▶ What you should do: Extract the lines that carry the string "name" from the listing.

▶ Supplied records:
'''
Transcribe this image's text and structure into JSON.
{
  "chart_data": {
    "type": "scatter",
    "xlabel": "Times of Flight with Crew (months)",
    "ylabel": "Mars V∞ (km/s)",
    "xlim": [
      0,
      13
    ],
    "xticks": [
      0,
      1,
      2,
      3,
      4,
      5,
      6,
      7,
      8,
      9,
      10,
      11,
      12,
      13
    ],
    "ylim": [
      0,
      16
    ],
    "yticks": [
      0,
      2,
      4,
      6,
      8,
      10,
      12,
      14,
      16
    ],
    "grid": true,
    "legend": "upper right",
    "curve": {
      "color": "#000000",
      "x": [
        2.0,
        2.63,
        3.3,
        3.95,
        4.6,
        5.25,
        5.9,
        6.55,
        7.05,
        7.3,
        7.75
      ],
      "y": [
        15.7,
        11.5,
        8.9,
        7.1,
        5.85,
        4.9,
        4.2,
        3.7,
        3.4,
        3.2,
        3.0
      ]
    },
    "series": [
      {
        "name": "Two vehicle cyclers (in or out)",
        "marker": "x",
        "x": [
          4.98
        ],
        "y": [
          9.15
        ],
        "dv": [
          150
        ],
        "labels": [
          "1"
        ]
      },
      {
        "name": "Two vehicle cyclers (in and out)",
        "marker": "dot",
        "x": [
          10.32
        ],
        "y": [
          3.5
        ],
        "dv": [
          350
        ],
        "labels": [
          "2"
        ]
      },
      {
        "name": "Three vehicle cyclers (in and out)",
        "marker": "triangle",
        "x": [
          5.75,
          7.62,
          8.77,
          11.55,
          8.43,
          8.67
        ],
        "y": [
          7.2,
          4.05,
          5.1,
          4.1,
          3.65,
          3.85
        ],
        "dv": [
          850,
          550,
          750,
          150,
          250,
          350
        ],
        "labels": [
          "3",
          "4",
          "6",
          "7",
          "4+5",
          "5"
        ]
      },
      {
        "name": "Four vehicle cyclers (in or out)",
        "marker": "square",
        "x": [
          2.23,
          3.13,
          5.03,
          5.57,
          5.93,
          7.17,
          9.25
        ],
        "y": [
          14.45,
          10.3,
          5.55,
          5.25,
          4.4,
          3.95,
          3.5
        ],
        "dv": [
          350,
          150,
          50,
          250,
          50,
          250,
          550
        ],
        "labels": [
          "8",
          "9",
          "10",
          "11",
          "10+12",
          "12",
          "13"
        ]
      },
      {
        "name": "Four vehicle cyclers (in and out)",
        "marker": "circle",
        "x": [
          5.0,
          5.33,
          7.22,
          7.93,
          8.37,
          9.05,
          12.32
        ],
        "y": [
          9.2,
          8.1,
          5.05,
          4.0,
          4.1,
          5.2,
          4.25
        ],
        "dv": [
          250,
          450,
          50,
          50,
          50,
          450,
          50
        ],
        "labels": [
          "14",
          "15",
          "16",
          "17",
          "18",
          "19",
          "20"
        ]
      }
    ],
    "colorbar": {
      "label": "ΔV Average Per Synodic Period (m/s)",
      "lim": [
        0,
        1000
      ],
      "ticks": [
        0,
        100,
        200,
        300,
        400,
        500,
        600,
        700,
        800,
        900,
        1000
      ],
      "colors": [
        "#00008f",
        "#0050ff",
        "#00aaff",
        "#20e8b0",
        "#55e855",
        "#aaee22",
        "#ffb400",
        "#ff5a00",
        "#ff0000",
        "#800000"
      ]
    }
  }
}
'''
▶ Result of the exercise:
        "name": "Two vehicle cyclers (in or out)",
        "name": "Two vehicle cyclers (in and out)",
        "name": "Three vehicle cyclers (in and out)",
        "name": "Four vehicle cyclers (in or out)",
        "name": "Four vehicle cyclers (in and out)",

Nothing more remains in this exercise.